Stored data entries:
— START —

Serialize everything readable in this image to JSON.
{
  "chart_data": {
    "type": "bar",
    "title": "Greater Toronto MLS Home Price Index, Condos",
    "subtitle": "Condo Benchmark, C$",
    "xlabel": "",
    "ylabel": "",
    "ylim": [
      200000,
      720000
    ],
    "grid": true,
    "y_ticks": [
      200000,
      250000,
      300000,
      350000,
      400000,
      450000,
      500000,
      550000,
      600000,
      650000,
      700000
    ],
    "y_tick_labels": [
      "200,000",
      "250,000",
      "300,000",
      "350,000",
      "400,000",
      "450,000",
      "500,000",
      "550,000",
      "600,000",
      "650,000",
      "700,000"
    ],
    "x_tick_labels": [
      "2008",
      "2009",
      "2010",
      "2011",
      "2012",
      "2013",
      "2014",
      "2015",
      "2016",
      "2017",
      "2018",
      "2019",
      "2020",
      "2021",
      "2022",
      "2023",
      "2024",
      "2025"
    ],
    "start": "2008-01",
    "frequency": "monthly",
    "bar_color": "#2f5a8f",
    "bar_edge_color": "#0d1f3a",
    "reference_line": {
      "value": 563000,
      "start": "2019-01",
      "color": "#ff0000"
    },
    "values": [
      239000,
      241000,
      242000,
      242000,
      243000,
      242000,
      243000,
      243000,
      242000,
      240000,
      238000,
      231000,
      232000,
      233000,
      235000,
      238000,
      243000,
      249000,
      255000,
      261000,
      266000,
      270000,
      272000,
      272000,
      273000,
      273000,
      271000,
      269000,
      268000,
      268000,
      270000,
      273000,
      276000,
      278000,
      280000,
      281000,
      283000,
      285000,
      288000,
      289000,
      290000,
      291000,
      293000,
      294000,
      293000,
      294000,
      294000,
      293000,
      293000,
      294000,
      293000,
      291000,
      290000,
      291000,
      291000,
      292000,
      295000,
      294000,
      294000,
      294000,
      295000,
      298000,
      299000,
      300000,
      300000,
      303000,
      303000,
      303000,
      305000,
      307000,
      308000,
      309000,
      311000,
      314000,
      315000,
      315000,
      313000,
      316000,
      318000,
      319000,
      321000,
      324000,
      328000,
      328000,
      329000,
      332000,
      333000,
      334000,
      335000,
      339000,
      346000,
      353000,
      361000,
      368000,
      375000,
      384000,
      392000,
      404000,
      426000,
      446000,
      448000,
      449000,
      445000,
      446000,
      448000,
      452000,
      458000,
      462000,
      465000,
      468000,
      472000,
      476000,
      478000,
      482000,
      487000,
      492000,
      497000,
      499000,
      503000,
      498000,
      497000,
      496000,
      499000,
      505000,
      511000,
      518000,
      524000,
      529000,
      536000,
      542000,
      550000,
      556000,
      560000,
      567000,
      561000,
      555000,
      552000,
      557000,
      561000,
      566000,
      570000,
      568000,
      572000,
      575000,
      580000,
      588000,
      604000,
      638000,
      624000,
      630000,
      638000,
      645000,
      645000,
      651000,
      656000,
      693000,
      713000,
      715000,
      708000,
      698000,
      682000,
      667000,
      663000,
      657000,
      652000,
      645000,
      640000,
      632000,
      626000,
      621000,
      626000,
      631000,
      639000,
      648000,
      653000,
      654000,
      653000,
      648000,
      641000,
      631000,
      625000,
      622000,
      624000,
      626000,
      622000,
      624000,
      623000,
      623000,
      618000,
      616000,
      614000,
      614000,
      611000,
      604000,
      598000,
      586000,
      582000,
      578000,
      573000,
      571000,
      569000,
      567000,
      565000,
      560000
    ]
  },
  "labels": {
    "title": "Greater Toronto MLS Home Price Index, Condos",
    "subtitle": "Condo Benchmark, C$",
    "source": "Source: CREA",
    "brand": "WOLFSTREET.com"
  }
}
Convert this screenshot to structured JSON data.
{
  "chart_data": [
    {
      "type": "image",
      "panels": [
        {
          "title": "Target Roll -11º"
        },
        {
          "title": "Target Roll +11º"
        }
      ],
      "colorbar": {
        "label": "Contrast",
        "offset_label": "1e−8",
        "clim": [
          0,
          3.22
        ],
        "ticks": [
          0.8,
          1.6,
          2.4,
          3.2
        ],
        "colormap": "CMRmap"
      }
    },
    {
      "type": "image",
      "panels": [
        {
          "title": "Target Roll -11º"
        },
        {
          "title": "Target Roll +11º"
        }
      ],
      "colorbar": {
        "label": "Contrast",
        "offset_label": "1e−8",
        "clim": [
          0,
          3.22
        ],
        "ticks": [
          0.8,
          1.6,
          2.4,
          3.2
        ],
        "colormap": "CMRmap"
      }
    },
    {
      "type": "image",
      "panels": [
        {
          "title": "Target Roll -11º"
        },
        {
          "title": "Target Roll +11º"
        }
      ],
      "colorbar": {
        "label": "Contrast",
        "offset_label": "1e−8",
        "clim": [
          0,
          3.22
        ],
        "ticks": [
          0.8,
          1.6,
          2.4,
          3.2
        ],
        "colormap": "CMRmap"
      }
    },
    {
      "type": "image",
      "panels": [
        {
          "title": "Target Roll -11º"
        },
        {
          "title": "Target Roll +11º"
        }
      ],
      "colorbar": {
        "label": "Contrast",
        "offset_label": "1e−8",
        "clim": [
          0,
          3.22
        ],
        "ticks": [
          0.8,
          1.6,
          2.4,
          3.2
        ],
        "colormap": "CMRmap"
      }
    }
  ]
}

— END —

### TASK BRIEF
Set down only these lines, exactly: the line containing "Convert this screenshot" and each line after it, through the end of the listing.

### SOLUTION FOR THIS TASK
Convert this screenshot to structured JSON data.
{
  "chart_data": [
    {
      "type": "image",
      "panels": [
        {
          "title": "Target Roll -11º"
        },
        {
          "title": "Target Roll +11º"
        }
      ],
      "colorbar": {
        "label": "Contrast",
        "offset_label": "1e−8",
        "clim": [
          0,
          3.22
        ],
        "ticks": [
          0.8,
          1.6,
          2.4,
          3.2
        ],
        "colormap": "CMRmap"
      }
    },
    {
      "type": "image",
      "panels": [
        {
          "title": "Target Roll -11º"
        },
        {
          "title": "Target Roll +11º"
        }
      ],
      "colorbar": {
        "label": "Contrast",
        "offset_label": "1e−8",
        "clim": [
          0,
          3.22
        ],
        "ticks": [
          0.8,
          1.6,
          2.4,
          3.2
        ],
        "colormap": "CMRmap"
      }
    },
    {
      "type": "image",
      "panels": [
        {
          "title": "Target Roll -11º"
        },
        {
          "title": "Target Roll +11º"
        }
      ],
      "colorbar": {
        "label": "Contrast",
        "offset_label": "1e−8",
        "clim": [
          0,
          3.22
        ],
        "ticks": [
          0.8,
          1.6,
          2.4,
          3.2
        ],
        "colormap": "CMRmap"
      }
    },
    {
      "type": "image",
      "panels": [
        {
          "title": "Target Roll -11º"
        },
        {
          "title": "Target Roll +11º"
        }
      ],
      "colorbar": {
        "label": "Contrast",
        "offset_label": "1e−8",
        "clim": [
          0,
          3.22
        ],
        "ticks": [
          0.8,
          1.6,
          2.4,
          3.2
        ],
        "colormap": "CMRmap"
      }
    }
  ]
}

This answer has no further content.